* **Required task**
Repeat the records verbatim and leave the pictures out of your copy.

* **Provided information**
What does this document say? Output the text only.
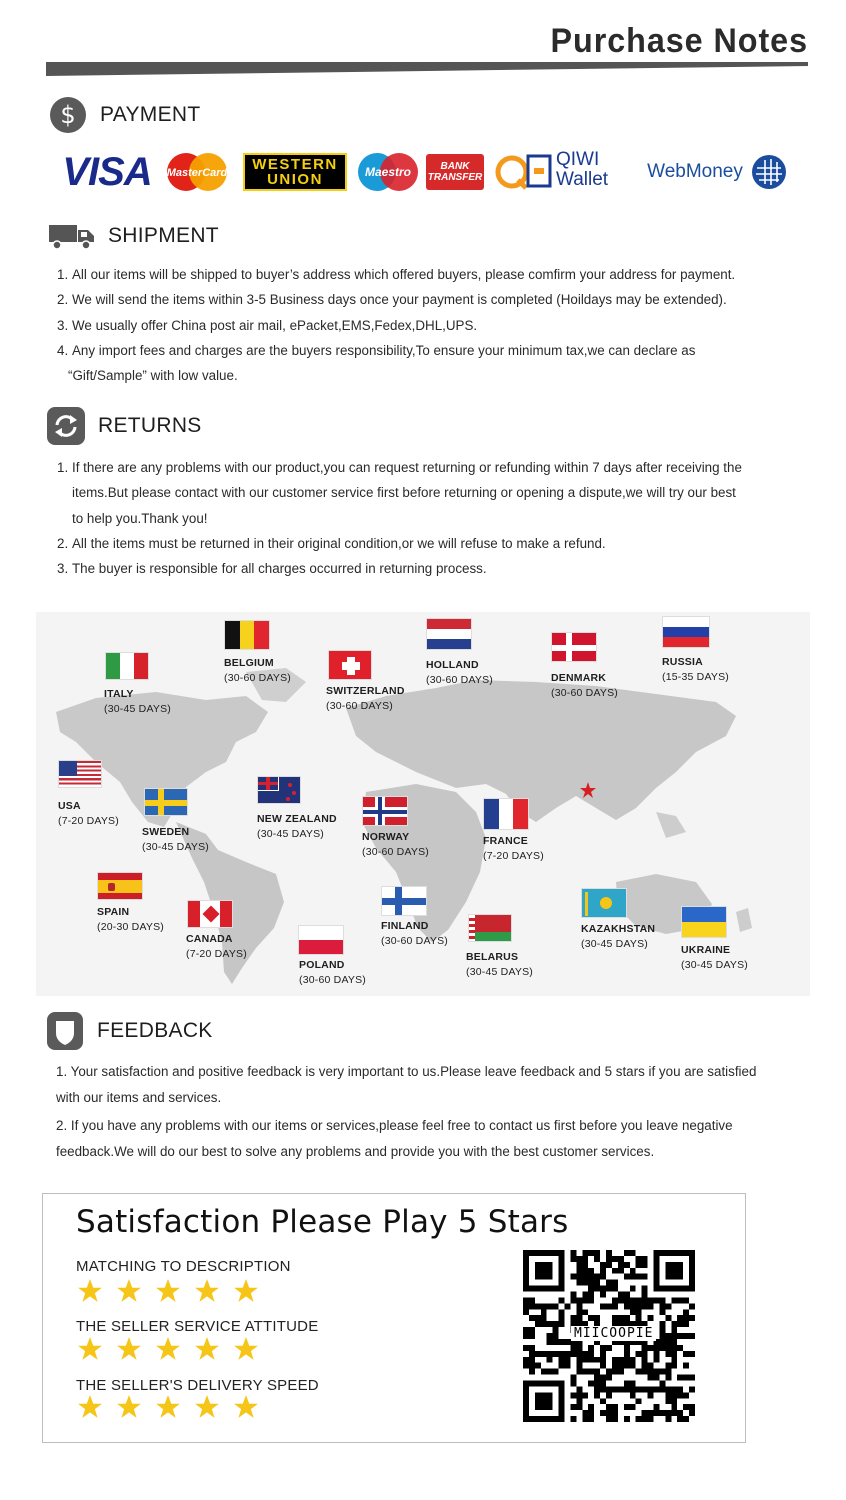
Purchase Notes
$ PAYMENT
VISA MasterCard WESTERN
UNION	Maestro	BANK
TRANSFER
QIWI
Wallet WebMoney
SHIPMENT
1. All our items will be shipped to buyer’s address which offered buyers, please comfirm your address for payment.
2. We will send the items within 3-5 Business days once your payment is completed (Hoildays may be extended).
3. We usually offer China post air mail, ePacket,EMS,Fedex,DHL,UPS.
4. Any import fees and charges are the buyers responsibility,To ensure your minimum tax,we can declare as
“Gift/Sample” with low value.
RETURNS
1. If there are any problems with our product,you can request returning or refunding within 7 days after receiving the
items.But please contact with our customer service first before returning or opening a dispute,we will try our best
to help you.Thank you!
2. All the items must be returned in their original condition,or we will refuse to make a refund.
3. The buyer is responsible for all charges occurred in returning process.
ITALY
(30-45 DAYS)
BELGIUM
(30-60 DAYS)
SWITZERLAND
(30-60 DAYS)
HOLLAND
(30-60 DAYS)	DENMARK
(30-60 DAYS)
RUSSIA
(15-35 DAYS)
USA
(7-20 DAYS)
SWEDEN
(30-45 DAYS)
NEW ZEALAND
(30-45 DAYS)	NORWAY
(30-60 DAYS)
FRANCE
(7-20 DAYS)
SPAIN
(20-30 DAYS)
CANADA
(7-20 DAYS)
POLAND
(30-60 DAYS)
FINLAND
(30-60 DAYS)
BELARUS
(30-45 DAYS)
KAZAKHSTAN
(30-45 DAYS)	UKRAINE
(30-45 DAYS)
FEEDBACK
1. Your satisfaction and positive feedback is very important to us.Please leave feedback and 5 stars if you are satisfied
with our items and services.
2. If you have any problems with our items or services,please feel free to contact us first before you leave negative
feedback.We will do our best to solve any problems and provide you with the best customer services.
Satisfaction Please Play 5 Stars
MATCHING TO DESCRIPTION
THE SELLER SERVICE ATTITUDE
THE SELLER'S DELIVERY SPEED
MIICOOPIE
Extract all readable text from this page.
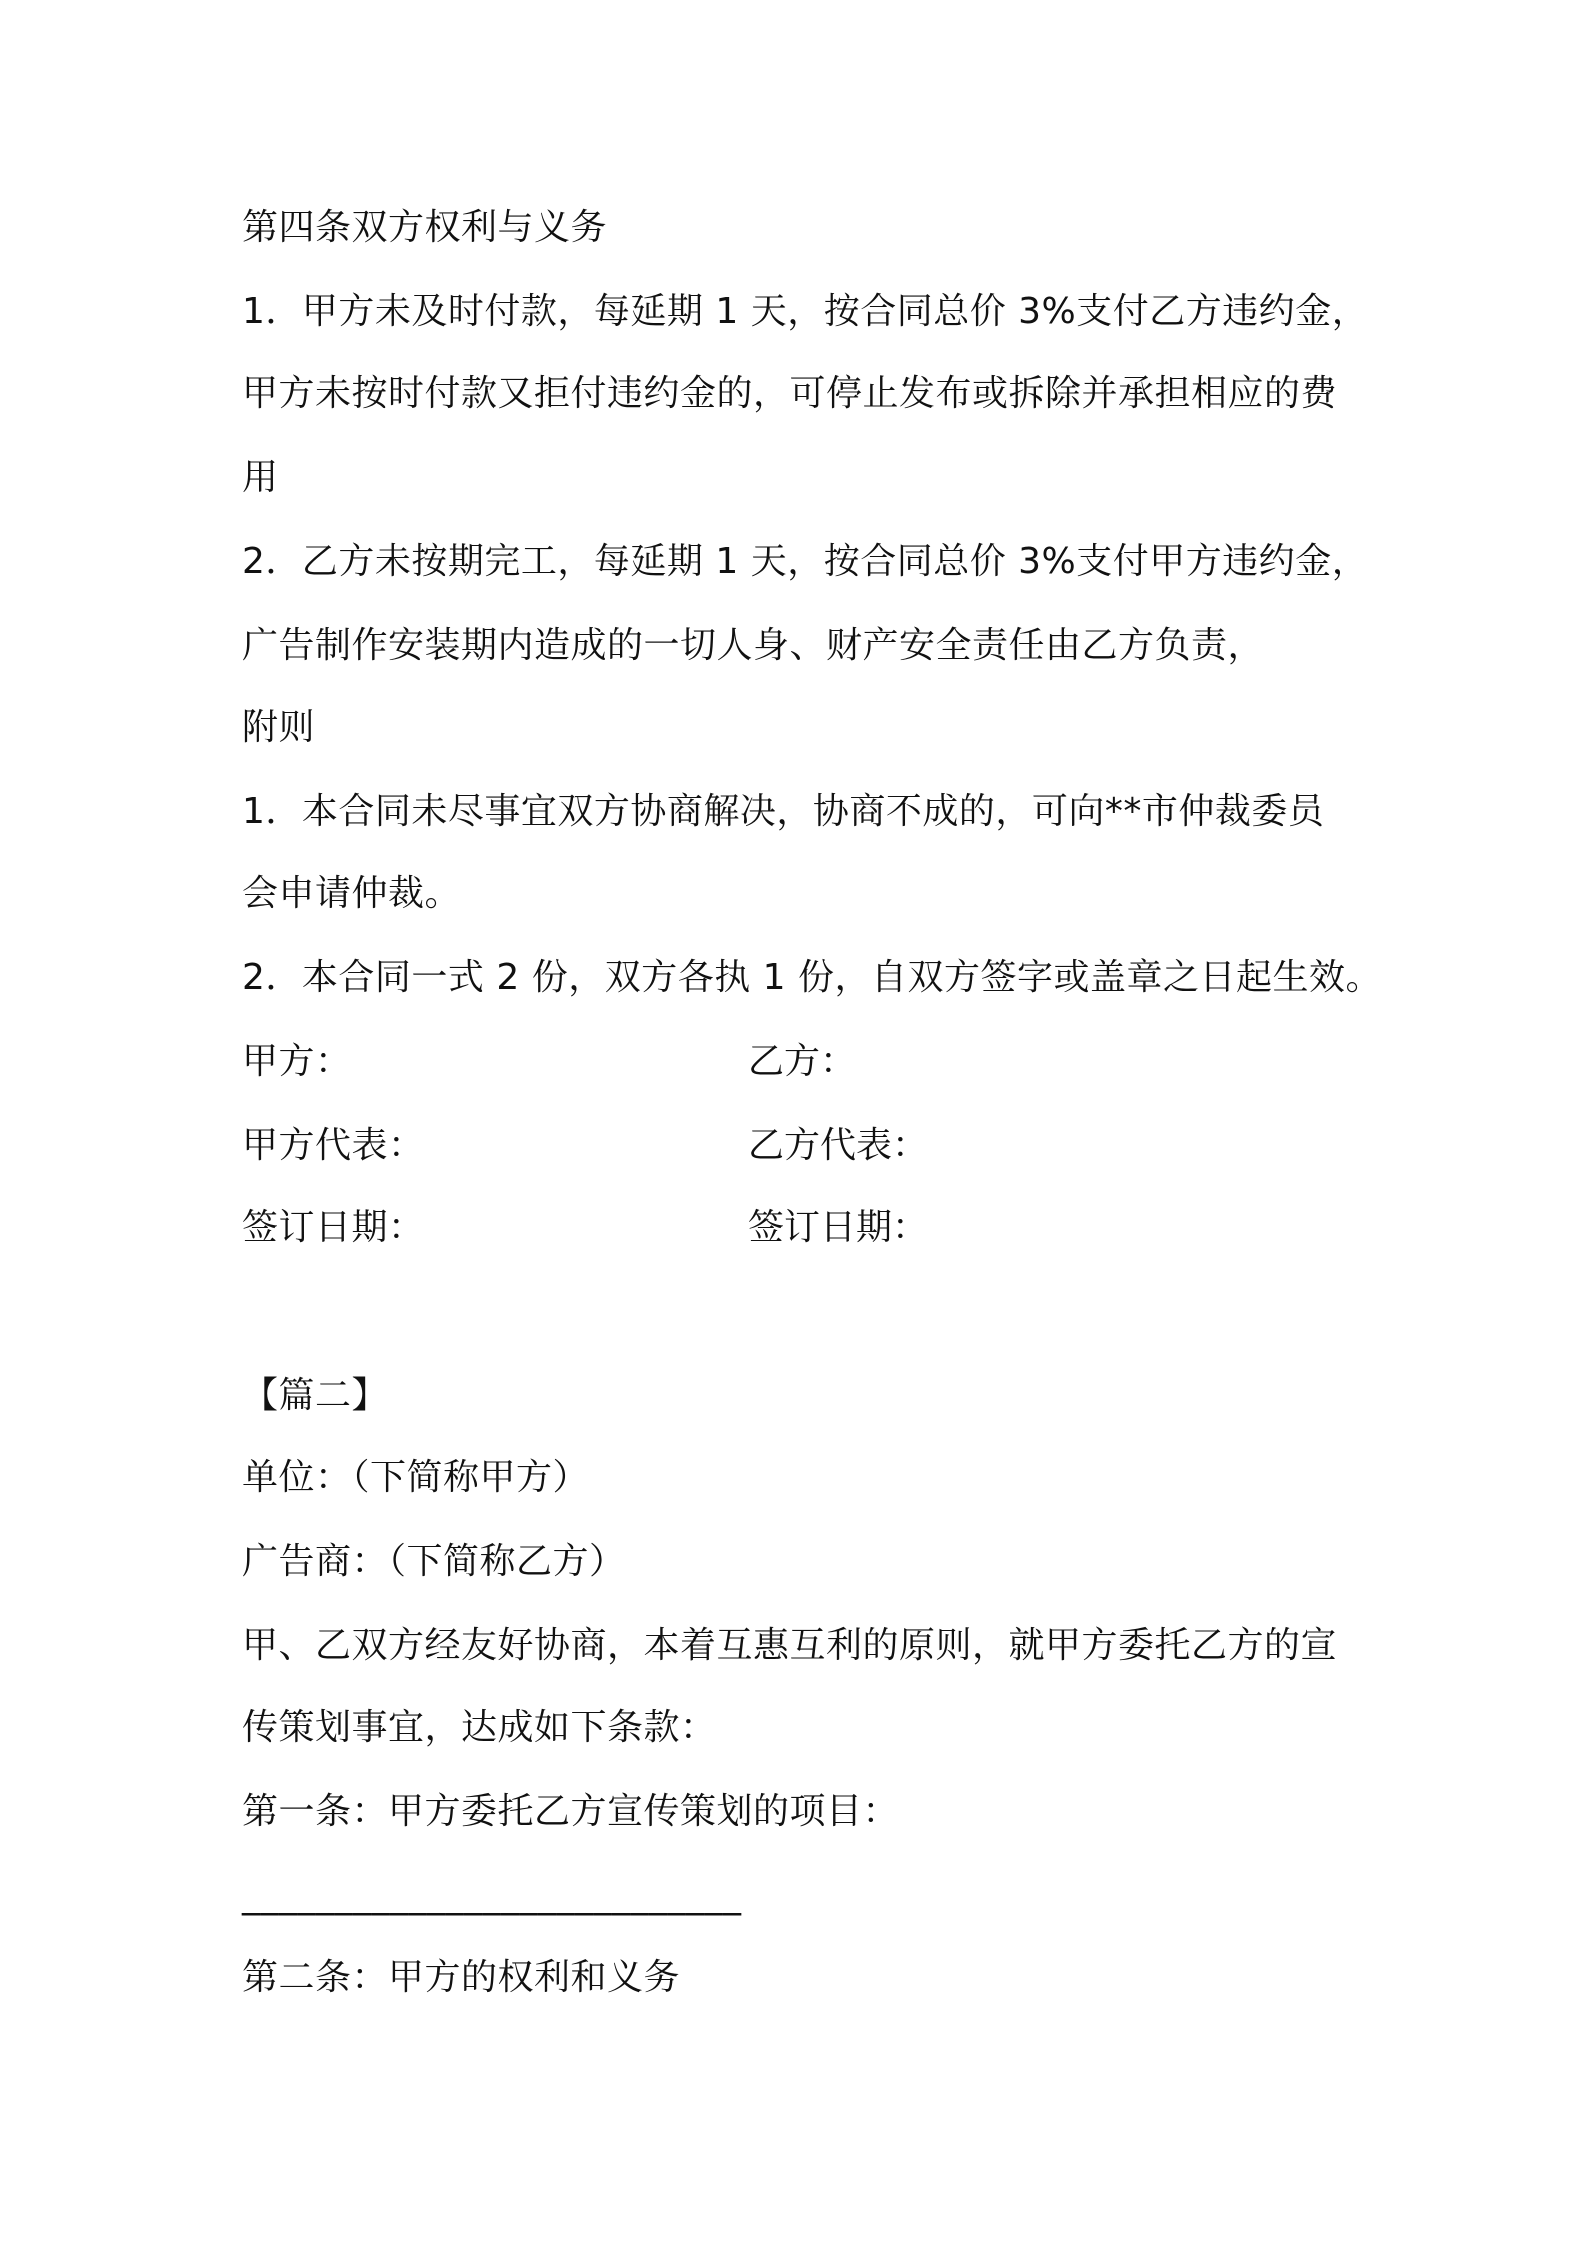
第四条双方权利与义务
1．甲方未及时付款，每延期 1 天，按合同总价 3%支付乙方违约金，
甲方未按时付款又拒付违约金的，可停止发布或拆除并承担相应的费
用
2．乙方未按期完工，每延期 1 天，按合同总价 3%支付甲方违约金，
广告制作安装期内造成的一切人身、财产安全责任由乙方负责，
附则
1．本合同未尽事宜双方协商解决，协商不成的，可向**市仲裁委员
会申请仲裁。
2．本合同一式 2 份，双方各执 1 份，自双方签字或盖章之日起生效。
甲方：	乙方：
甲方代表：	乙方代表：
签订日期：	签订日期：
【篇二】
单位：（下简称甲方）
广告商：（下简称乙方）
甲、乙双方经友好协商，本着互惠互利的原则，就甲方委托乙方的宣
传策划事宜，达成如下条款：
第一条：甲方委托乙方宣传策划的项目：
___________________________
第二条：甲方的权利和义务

* **Full answer**
What does this document say? Output the text only.
Purchase Notes
$ PAYMENT
VISA MasterCard WESTERN
UNION	Maestro	BANK
TRANSFER
QIWI
Wallet WebMoney
SHIPMENT
1. All our items will be shipped to buyer’s address which offered buyers, please comfirm your address for payment.
2. We will send the items within 3-5 Business days once your payment is completed (Hoildays may be extended).
3. We usually offer China post air mail, ePacket,EMS,Fedex,DHL,UPS.
4. Any import fees and charges are the buyers responsibility,To ensure your minimum tax,we can declare as
“Gift/Sample” with low value.
RETURNS
1. If there are any problems with our product,you can request returning or refunding within 7 days after receiving the
items.But please contact with our customer service first before returning or opening a dispute,we will try our best
to help you.Thank you!
2. All the items must be returned in their original condition,or we will refuse to make a refund.
3. The buyer is responsible for all charges occurred in returning process.
ITALY
(30-45 DAYS)
BELGIUM
(30-60 DAYS)
SWITZERLAND
(30-60 DAYS)
HOLLAND
(30-60 DAYS)	DENMARK
(30-60 DAYS)
RUSSIA
(15-35 DAYS)
USA
(7-20 DAYS)
SWEDEN
(30-45 DAYS)
NEW ZEALAND
(30-45 DAYS)	NORWAY
(30-60 DAYS)
FRANCE
(7-20 DAYS)
SPAIN
(20-30 DAYS)
CANADA
(7-20 DAYS)
POLAND
(30-60 DAYS)
FINLAND
(30-60 DAYS)
BELARUS
(30-45 DAYS)
KAZAKHSTAN
(30-45 DAYS)	UKRAINE
(30-45 DAYS)
FEEDBACK
1. Your satisfaction and positive feedback is very important to us.Please leave feedback and 5 stars if you are satisfied
with our items and services.
2. If you have any problems with our items or services,please feel free to contact us first before you leave negative
feedback.We will do our best to solve any problems and provide you with the best customer services.
Satisfaction Please Play 5 Stars
MATCHING TO DESCRIPTION
THE SELLER SERVICE ATTITUDE
THE SELLER'S DELIVERY SPEED
MIICOOPIE
Extract all readable text from this page.
第四条双方权利与义务
1．甲方未及时付款，每延期 1 天，按合同总价 3%支付乙方违约金，
甲方未按时付款又拒付违约金的，可停止发布或拆除并承担相应的费
用
2．乙方未按期完工，每延期 1 天，按合同总价 3%支付甲方违约金，
广告制作安装期内造成的一切人身、财产安全责任由乙方负责，
附则
1．本合同未尽事宜双方协商解决，协商不成的，可向**市仲裁委员
会申请仲裁。
2．本合同一式 2 份，双方各执 1 份，自双方签字或盖章之日起生效。
甲方：	乙方：
甲方代表：	乙方代表：
签订日期：	签订日期：
【篇二】
单位：（下简称甲方）
广告商：（下简称乙方）
甲、乙双方经友好协商，本着互惠互利的原则，就甲方委托乙方的宣
传策划事宜，达成如下条款：
第一条：甲方委托乙方宣传策划的项目：
___________________________
第二条：甲方的权利和义务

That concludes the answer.